# WHAT TO DO
Carry on the text about low-power flip-flops below, picking up right after its final sentence.

(EXCERPT Opens)

Low Power flip-flops are flip-flops that are designed for low-power electronics, such as smartphones and notebooks. A flip-flop, or latch, is a circuit that has two stable states and can be used to store state information.

Motivation
In most VLSI devices, maximum power dissipation is due to the clock network and clocked sequential elements. It can account to anywhere between 25% - 40% of the total power according to the variation of parameters like clock frequency, deeper pipelining etc. in a design. Sequential elements, latches and flip flops dissipate power when there is switching in their internal capacitance. This may happen with every clock transition/pulse into the sequential element. Sometimes the sequential elements need to change their state, but sometimes they retain their state and their output remains the same, before and after the clock pulse. This leads to unnecessary dissipation of power due to clock transition. If flip flops are designed in such a way that  they are able to gate the clock with respective to their own internal data path, only to use the clock when needed, power dissipation can be brought down.

Types Of Low Power Flip-Flops Techniques

Conditional Clocking Flip Flop Techniques

Conditional Pre-charging Technique

This technique is used for controlling the internal node in the pre charging path in a sequential element. It has been seen to reduce the system power. Referring to Fig1, we can see that the D input is given to the first NMOS in the PDN network (CMOS). When this input is high, the output should be high too. The clk input to the PMOS will charge the output node to high when clk is low. If D input is already high, there is no need to charge the output to high again. Thus, if one can control this behaviour there can be a power reduction in the flop. To control the internal node in the precharge path, a control switch is used as shown in Fig 1. Only a transition that is going to change the state of the output is allowed. As one of the input to flops is the clock, considering the clock (Clock signal) is the element that makes the most transition in a system, a technique such as conditional precharging can significantly help reduce power.

(EXCERPT Closes)
(INFORMATION Opens)

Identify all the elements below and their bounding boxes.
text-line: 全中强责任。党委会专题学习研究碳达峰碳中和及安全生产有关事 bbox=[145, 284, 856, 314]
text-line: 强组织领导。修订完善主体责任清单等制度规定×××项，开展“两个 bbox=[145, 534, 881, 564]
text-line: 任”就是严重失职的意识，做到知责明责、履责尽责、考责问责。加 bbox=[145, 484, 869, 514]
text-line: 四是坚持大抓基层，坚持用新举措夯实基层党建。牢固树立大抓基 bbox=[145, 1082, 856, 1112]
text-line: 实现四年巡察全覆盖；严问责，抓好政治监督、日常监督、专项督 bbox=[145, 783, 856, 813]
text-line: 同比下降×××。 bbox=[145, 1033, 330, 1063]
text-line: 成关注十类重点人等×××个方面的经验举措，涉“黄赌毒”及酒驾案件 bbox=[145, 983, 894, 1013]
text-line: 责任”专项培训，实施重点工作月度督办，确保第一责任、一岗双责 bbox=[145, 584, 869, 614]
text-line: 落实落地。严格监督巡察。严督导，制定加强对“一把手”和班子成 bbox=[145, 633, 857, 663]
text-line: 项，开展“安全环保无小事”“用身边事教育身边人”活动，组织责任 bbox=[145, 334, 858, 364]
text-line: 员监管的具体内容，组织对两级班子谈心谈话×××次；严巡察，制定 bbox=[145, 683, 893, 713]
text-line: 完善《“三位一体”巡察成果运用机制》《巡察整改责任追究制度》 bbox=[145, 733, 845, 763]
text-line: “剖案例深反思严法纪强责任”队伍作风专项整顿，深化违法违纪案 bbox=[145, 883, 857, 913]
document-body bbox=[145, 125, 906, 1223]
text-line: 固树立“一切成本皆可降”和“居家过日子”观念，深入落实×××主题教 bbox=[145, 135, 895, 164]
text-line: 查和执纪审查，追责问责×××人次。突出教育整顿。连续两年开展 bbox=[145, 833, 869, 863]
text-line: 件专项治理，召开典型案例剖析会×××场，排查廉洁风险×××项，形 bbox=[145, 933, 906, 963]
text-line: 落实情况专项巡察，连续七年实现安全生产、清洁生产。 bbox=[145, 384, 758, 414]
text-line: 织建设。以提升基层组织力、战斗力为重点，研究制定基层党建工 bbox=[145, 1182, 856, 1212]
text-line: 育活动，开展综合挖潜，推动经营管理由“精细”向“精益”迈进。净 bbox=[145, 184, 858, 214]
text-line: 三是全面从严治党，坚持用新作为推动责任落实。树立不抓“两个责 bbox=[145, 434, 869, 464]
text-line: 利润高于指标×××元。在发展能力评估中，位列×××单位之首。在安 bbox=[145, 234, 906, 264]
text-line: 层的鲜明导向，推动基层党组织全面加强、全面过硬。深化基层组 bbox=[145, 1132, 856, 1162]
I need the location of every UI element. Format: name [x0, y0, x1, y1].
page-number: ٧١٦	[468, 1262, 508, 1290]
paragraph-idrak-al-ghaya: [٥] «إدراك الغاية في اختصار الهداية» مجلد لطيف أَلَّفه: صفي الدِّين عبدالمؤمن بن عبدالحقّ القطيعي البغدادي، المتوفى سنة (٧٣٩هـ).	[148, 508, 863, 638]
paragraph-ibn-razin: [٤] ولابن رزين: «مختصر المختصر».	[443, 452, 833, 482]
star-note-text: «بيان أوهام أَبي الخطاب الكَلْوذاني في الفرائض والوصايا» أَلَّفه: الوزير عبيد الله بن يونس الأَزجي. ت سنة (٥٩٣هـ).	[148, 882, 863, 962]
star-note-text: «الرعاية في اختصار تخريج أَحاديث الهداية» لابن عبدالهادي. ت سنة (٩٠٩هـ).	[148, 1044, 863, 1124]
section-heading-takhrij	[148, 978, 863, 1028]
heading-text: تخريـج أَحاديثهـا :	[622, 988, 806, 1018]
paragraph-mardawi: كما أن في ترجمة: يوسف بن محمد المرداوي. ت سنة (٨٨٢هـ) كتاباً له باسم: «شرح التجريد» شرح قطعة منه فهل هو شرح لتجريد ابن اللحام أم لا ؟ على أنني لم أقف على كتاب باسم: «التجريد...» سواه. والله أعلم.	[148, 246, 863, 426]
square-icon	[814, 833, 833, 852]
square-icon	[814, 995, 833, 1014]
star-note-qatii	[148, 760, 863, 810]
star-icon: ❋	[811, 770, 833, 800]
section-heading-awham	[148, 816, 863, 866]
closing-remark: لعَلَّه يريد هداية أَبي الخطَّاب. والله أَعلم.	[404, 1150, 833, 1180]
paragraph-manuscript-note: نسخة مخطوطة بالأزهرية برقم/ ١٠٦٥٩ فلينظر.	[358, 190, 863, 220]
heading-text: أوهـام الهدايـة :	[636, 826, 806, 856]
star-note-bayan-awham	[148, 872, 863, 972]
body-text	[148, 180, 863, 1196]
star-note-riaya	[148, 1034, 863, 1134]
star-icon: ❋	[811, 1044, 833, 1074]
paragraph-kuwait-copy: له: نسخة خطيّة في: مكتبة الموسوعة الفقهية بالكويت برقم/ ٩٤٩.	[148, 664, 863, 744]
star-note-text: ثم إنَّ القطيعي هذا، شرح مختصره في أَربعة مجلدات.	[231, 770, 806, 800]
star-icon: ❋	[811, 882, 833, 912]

(INFORMATION Closes)

# SOLVED PROBLEM
Conditional Capture

This technique looks to prevent any necessary internal node transition by looking at the input and output and checking to see if there is at all a need to switch states. From Fig2, we can see there is a control signal that is applied to control the switching of the internal nodes. We can see the clock is supplied to two NMOS in series. The discharge path will not be complete till the control signal allows the last NMOS to be on. This control signal could be generated by a simple circuitry, with its inputs being the present output, input and the state of the clock (high or low). If the output of the flop is low, and high clock pulse is applied with the input being a low pulse, then there is no need to cause a state transition. The extra computation to sample the inputs cause an increase in setup time of the flop, this is a disadvantage of this technique. A further insight into this technique has been explained well in the journal "High-Performance and Low-Power Conditional
Discharge Flip-Flop" by Tarek K. Darwish and Magdy A. Bayoumi.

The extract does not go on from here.